[[ RECORD EXTRACTS, beginning ]]
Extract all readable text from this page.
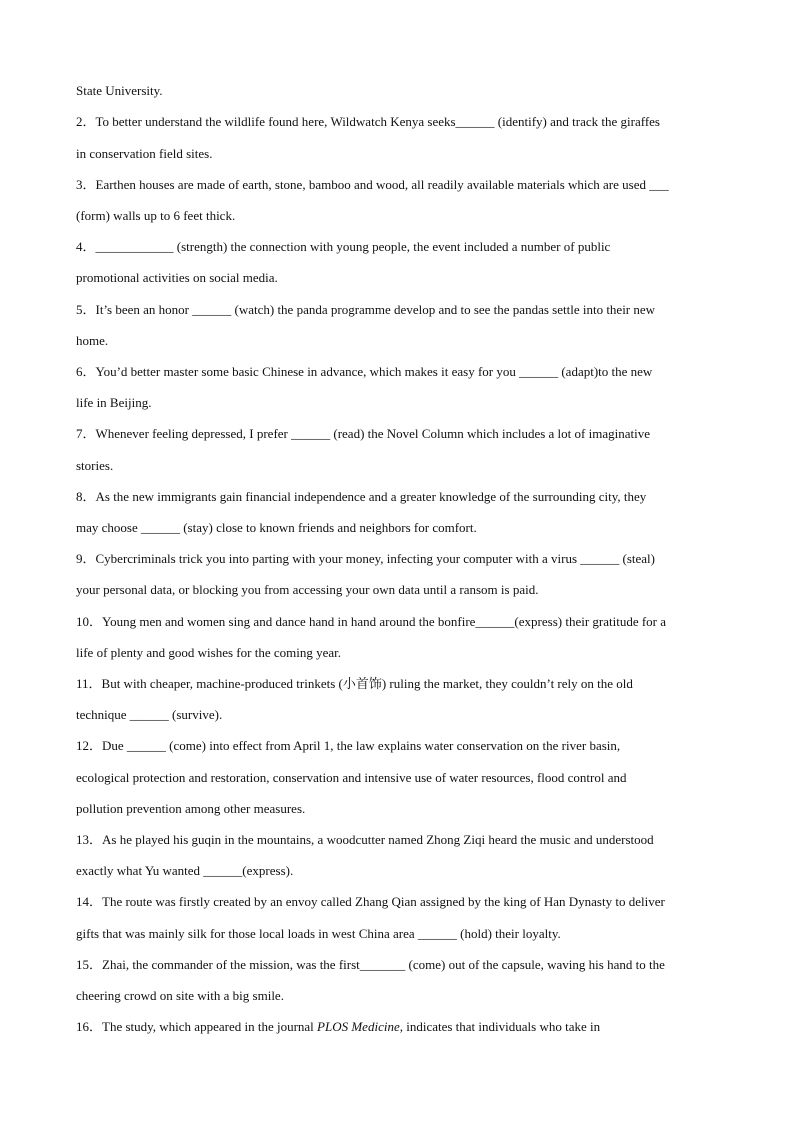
State University.
2．To better understand the wildlife found here, Wildwatch Kenya seeks______ (identify) and track the giraffes
in conservation field sites.
3．Earthen houses are made of earth, stone, bamboo and wood, all readily available materials which are used ___
(form) walls up to 6 feet thick.
4．____________ (strength) the connection with young people, the event included a number of public
promotional activities on social media.
5．It’s been an honor ______ (watch) the panda programme develop and to see the pandas settle into their new
home.
6．You’d better master some basic Chinese in advance, which makes it easy for you ______ (adapt)to the new
life in Beijing.
7．Whenever feeling depressed, I prefer ______ (read) the Novel Column which includes a lot of imaginative
stories.
8．As the new immigrants gain financial independence and a greater knowledge of the surrounding city, they
may choose ______ (stay) close to known friends and neighbors for comfort.
9．Cybercriminals trick you into parting with your money, infecting your computer with a virus ______ (steal)
your personal data, or blocking you from accessing your own data until a ransom is paid.
10．Young men and women sing and dance hand in hand around the bonfire______(express) their gratitude for a
life of plenty and good wishes for the coming year.
11．But with cheaper, machine-produced trinkets (小首饰) ruling the market, they couldn’t rely on the old
technique ______ (survive).
12．Due ______ (come) into effect from April 1, the law explains water conservation on the river basin,
ecological protection and restoration, conservation and intensive use of water resources, flood control and
pollution prevention among other measures.
13．As he played his guqin in the mountains, a woodcutter named Zhong Ziqi heard the music and understood
exactly what Yu wanted ______(express).
14．The route was firstly created by an envoy called Zhang Qian assigned by the king of Han Dynasty to deliver
gifts that was mainly silk for those local loads in west China area ______ (hold) their loyalty.
15．Zhai, the commander of the mission, was the first_______ (come) out of the capsule, waving his hand to the
cheering crowd on site with a big smile.
16．The study, which appeared in the journal PLOS Medicine, indicates that individuals who take in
[[ RECORD EXTRACTS, end ]]
— WORK TO COMPLETE —
In your copy, omit the pictures and restate every line of the data word for word.

— ANSWER TO THE EXERCISE —
Extract all readable text from this page.
State University.
2．To better understand the wildlife found here, Wildwatch Kenya seeks______ (identify) and track the giraffes
in conservation field sites.
3．Earthen houses are made of earth, stone, bamboo and wood, all readily available materials which are used ___
(form) walls up to 6 feet thick.
4．____________ (strength) the connection with young people, the event included a number of public
promotional activities on social media.
5．It’s been an honor ______ (watch) the panda programme develop and to see the pandas settle into their new
home.
6．You’d better master some basic Chinese in advance, which makes it easy for you ______ (adapt)to the new
life in Beijing.
7．Whenever feeling depressed, I prefer ______ (read) the Novel Column which includes a lot of imaginative
stories.
8．As the new immigrants gain financial independence and a greater knowledge of the surrounding city, they
may choose ______ (stay) close to known friends and neighbors for comfort.
9．Cybercriminals trick you into parting with your money, infecting your computer with a virus ______ (steal)
your personal data, or blocking you from accessing your own data until a ransom is paid.
10．Young men and women sing and dance hand in hand around the bonfire______(express) their gratitude for a
life of plenty and good wishes for the coming year.
11．But with cheaper, machine-produced trinkets (小首饰) ruling the market, they couldn’t rely on the old
technique ______ (survive).
12．Due ______ (come) into effect from April 1, the law explains water conservation on the river basin,
ecological protection and restoration, conservation and intensive use of water resources, flood control and
pollution prevention among other measures.
13．As he played his guqin in the mountains, a woodcutter named Zhong Ziqi heard the music and understood
exactly what Yu wanted ______(express).
14．The route was firstly created by an envoy called Zhang Qian assigned by the king of Han Dynasty to deliver
gifts that was mainly silk for those local loads in west China area ______ (hold) their loyalty.
15．Zhai, the commander of the mission, was the first_______ (come) out of the capsule, waving his hand to the
cheering crowd on site with a big smile.
16．The study, which appeared in the journal PLOS Medicine, indicates that individuals who take in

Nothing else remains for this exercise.